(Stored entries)
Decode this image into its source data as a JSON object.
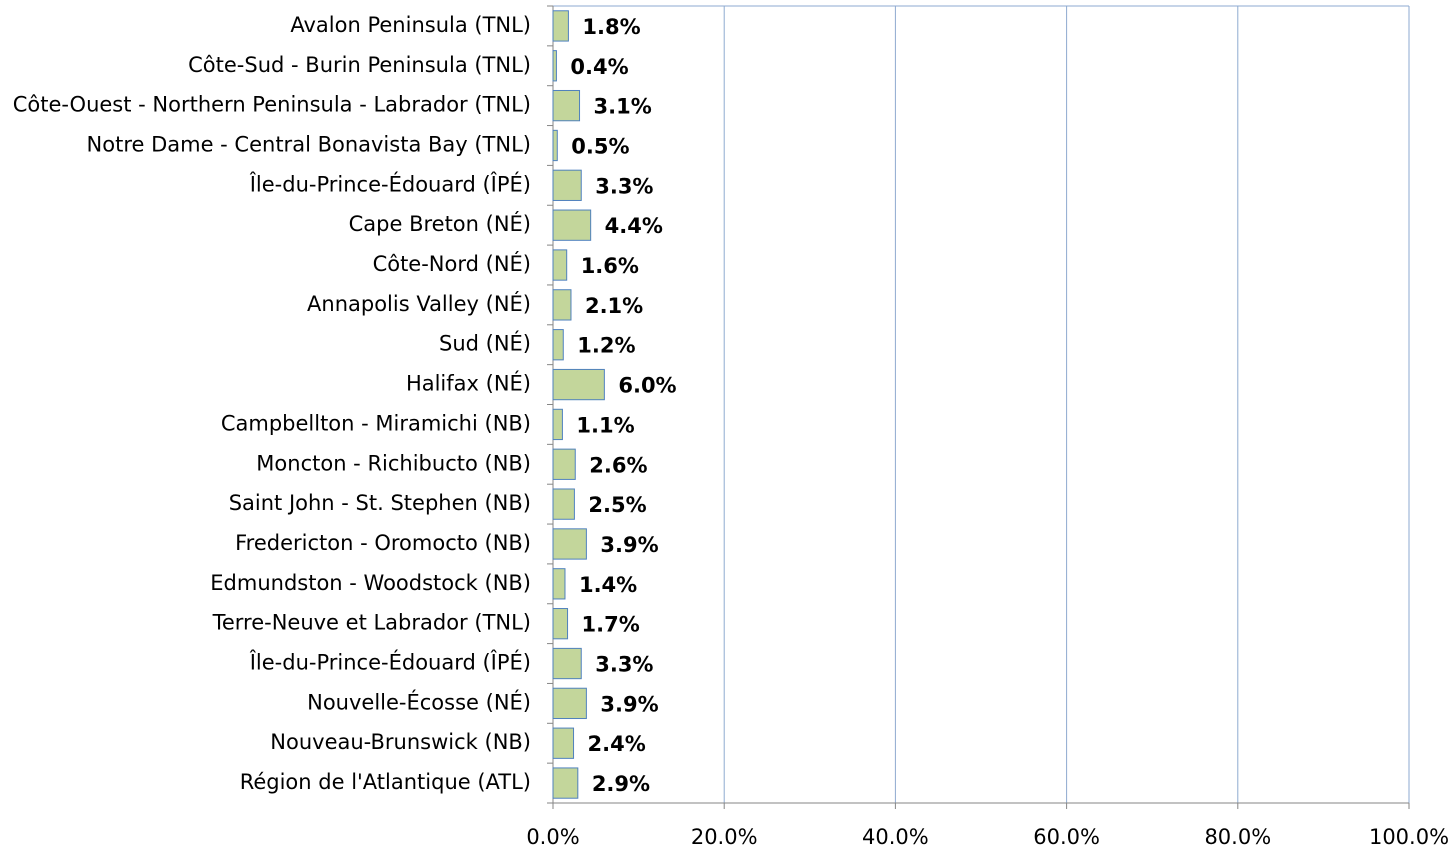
{
  "chart_data": {
    "type": "bar",
    "orientation": "horizontal",
    "categories": [
      "Avalon Peninsula (TNL)",
      "Côte-Sud - Burin Peninsula (TNL)",
      "Côte-Ouest - Northern Peninsula - Labrador (TNL)",
      "Notre Dame - Central Bonavista Bay (TNL)",
      "Île-du-Prince-Édouard (ÎPÉ)",
      "Cape Breton (NÉ)",
      "Côte-Nord (NÉ)",
      "Annapolis Valley (NÉ)",
      "Sud (NÉ)",
      "Halifax (NÉ)",
      "Campbellton - Miramichi (NB)",
      "Moncton - Richibucto (NB)",
      "Saint John - St. Stephen (NB)",
      "Fredericton - Oromocto (NB)",
      "Edmundston - Woodstock (NB)",
      "Terre-Neuve et Labrador (TNL)",
      "Île-du-Prince-Édouard (ÎPÉ)",
      "Nouvelle-Écosse (NÉ)",
      "Nouveau-Brunswick (NB)",
      "Région de l'Atlantique (ATL)"
    ],
    "values": [
      1.8,
      0.4,
      3.1,
      0.5,
      3.3,
      4.4,
      1.6,
      2.1,
      1.2,
      6.0,
      1.1,
      2.6,
      2.5,
      3.9,
      1.4,
      1.7,
      3.3,
      3.9,
      2.4,
      2.9
    ],
    "value_labels": [
      "1.8%",
      "0.4%",
      "3.1%",
      "0.5%",
      "3.3%",
      "4.4%",
      "1.6%",
      "2.1%",
      "1.2%",
      "6.0%",
      "1.1%",
      "2.6%",
      "2.5%",
      "3.9%",
      "1.4%",
      "1.7%",
      "3.3%",
      "3.9%",
      "2.4%",
      "2.9%"
    ],
    "color": "#c3d69b",
    "edge_color": "#4f81bd",
    "xlim": [
      0,
      100
    ],
    "xticks": [
      {
        "value": 0,
        "label": "0.0%"
      },
      {
        "value": 20,
        "label": "20.0%"
      },
      {
        "value": 40,
        "label": "40.0%"
      },
      {
        "value": 60,
        "label": "60.0%"
      },
      {
        "value": 80,
        "label": "80.0%"
      },
      {
        "value": 100,
        "label": "100.0%"
      }
    ],
    "grid": true
  }
}
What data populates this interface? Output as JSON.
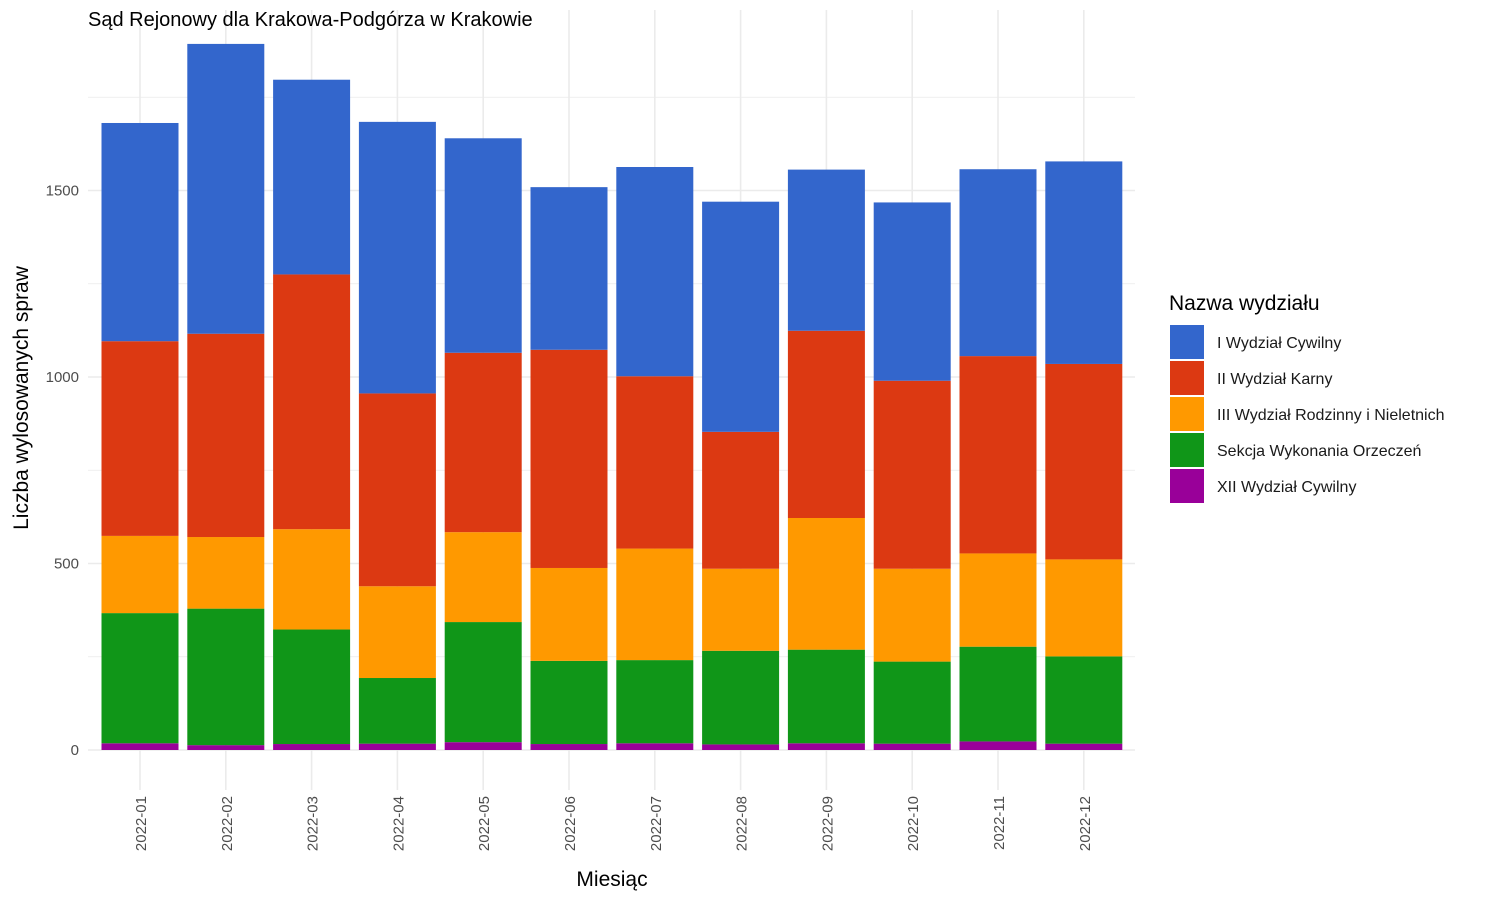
{
  "chart_data": {
    "type": "bar",
    "stacked": true,
    "title": "Sąd Rejonowy dla Krakowa-Podgórza w Krakowie",
    "xlabel": "Miesiąc",
    "ylabel": "Liczba wylosowanych spraw",
    "ylim": [
      0,
      1900
    ],
    "yticks": [
      0,
      500,
      1000,
      1500
    ],
    "ytick_labels": [
      "0",
      "500",
      "1000",
      "1500"
    ],
    "grid": true,
    "legend_title": "Nazwa wydziału",
    "legend_position": "right",
    "categories": [
      "2022-01",
      "2022-02",
      "2022-03",
      "2022-04",
      "2022-05",
      "2022-06",
      "2022-07",
      "2022-08",
      "2022-09",
      "2022-10",
      "2022-11",
      "2022-12"
    ],
    "series": [
      {
        "name": "I Wydział Cywilny",
        "color": "#3366cc",
        "values": [
          585,
          777,
          522,
          728,
          575,
          436,
          561,
          617,
          432,
          478,
          501,
          543
        ]
      },
      {
        "name": "II Wydział Karny",
        "color": "#dc3912",
        "values": [
          522,
          545,
          683,
          517,
          481,
          585,
          462,
          367,
          502,
          504,
          529,
          524
        ]
      },
      {
        "name": "III Wydział Rodzinny i Nieletnich",
        "color": "#ff9900",
        "values": [
          207,
          192,
          269,
          246,
          241,
          249,
          299,
          220,
          353,
          249,
          250,
          260
        ]
      },
      {
        "name": "Sekcja Wykonania Orzeczeń",
        "color": "#109618",
        "values": [
          349,
          366,
          307,
          176,
          322,
          223,
          223,
          251,
          251,
          220,
          254,
          234
        ]
      },
      {
        "name": "XII Wydział Cywilny",
        "color": "#990099",
        "values": [
          18,
          13,
          16,
          17,
          21,
          16,
          18,
          15,
          18,
          17,
          23,
          17
        ]
      }
    ]
  }
}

Stated task:
In the records above, tally the lines where the word "this" appears, and give the number and nothing else.

Exercise solution:
2